Exercise brief:
Copy, from the entries below, each line in which the string "close" appears.

+++

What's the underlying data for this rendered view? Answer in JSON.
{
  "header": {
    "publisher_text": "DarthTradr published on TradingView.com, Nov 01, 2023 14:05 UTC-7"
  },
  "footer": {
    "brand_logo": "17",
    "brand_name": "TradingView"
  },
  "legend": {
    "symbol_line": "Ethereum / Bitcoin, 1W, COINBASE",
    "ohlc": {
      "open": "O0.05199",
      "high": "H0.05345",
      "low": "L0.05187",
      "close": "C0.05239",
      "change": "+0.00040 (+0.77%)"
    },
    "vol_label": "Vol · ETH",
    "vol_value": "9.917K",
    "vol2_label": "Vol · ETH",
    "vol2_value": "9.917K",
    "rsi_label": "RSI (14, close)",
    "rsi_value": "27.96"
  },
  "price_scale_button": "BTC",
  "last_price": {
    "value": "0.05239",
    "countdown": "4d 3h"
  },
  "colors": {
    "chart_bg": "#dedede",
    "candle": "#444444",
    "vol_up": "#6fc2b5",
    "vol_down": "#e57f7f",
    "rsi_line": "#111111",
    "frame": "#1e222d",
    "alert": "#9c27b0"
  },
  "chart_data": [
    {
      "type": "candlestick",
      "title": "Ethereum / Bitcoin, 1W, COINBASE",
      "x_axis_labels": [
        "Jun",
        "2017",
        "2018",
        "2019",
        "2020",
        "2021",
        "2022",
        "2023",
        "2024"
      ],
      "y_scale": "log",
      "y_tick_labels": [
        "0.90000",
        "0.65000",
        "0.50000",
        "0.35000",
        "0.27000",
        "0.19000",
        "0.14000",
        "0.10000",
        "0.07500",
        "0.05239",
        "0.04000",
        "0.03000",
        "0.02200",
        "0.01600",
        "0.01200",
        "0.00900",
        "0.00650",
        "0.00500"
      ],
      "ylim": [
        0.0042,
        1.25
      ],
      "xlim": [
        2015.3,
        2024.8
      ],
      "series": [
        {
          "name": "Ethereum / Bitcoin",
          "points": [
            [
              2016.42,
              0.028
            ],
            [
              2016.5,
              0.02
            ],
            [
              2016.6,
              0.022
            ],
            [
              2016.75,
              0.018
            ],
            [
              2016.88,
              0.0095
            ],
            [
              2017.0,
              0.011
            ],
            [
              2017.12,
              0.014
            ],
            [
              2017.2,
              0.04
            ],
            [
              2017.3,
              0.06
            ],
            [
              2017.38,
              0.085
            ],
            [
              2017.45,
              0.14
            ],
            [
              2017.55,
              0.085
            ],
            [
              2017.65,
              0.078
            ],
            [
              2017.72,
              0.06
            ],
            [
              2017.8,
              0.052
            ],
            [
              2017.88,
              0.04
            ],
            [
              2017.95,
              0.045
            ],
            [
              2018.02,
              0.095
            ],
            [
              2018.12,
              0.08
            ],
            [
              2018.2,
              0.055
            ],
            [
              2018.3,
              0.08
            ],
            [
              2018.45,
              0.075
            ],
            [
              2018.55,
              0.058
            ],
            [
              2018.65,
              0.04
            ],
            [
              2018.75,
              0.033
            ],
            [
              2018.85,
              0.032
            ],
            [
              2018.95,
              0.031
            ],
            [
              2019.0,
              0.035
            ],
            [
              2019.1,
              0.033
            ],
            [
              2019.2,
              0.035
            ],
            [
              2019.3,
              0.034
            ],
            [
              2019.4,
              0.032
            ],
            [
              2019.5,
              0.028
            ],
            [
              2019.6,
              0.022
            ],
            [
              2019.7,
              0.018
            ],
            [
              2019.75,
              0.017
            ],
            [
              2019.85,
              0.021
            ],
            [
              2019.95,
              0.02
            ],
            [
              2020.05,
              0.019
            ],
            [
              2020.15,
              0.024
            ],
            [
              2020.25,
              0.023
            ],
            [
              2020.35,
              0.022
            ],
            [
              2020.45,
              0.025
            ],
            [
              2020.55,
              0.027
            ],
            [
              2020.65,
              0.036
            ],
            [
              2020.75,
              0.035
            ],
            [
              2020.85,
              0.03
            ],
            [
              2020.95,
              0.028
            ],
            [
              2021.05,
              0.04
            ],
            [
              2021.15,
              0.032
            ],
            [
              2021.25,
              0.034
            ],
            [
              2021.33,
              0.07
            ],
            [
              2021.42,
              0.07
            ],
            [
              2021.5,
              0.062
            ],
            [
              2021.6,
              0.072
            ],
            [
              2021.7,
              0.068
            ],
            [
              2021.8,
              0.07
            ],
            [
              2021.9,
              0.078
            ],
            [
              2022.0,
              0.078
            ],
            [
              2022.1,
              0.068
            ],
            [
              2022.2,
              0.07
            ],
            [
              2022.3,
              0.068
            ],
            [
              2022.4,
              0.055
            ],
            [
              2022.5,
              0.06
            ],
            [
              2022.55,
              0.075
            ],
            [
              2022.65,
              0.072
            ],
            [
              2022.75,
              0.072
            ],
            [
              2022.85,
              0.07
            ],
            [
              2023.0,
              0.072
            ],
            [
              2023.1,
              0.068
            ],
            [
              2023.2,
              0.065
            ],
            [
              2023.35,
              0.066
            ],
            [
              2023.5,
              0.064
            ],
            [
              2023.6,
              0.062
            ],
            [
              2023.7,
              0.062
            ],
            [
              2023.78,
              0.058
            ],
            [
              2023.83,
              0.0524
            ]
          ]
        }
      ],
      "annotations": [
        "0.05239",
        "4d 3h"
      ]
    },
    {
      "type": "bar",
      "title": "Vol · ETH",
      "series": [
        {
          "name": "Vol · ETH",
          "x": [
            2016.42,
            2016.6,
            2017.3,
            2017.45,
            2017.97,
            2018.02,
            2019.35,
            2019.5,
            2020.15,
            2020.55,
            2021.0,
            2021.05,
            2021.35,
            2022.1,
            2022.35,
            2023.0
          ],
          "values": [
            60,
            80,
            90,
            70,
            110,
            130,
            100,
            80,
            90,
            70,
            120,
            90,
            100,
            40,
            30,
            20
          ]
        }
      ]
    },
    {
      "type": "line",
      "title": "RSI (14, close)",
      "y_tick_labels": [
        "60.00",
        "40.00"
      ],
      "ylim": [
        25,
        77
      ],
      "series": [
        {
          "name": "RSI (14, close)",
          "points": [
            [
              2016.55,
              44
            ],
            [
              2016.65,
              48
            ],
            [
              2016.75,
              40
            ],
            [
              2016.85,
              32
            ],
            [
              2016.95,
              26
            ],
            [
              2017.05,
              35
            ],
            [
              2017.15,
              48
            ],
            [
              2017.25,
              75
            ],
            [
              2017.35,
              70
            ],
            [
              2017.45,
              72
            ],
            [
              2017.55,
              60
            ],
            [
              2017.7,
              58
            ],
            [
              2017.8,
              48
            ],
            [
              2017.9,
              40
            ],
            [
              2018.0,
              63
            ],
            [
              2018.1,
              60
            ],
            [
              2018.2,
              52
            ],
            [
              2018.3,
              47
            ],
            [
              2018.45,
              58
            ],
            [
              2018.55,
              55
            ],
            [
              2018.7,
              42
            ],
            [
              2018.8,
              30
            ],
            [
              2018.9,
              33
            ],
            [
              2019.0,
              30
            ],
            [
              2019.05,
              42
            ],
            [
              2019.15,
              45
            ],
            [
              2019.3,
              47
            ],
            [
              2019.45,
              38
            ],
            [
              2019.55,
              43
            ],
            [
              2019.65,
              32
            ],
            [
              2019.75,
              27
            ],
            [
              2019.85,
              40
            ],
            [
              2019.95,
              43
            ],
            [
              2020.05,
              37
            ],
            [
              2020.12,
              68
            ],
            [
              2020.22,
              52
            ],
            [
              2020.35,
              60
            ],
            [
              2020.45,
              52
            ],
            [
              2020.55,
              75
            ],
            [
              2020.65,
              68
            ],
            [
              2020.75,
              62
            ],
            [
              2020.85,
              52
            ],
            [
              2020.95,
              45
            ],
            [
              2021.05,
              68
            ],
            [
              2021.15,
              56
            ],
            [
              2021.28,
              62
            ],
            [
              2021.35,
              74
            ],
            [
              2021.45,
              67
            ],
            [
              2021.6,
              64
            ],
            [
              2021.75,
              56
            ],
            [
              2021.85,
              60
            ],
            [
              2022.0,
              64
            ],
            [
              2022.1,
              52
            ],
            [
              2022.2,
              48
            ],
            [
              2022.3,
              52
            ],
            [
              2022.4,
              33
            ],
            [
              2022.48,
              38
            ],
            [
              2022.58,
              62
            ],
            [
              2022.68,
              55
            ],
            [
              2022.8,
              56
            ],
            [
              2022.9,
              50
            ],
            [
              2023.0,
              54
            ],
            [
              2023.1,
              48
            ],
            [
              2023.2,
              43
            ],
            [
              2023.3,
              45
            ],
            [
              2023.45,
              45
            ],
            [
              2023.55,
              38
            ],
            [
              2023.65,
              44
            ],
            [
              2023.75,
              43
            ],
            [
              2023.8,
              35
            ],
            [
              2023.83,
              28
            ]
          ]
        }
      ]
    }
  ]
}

+++

Exercise output:
      "close": "C0.05239",
    "rsi_label": "RSI (14, close)",
      "title": "RSI (14, close)",
          "name": "RSI (14, close)",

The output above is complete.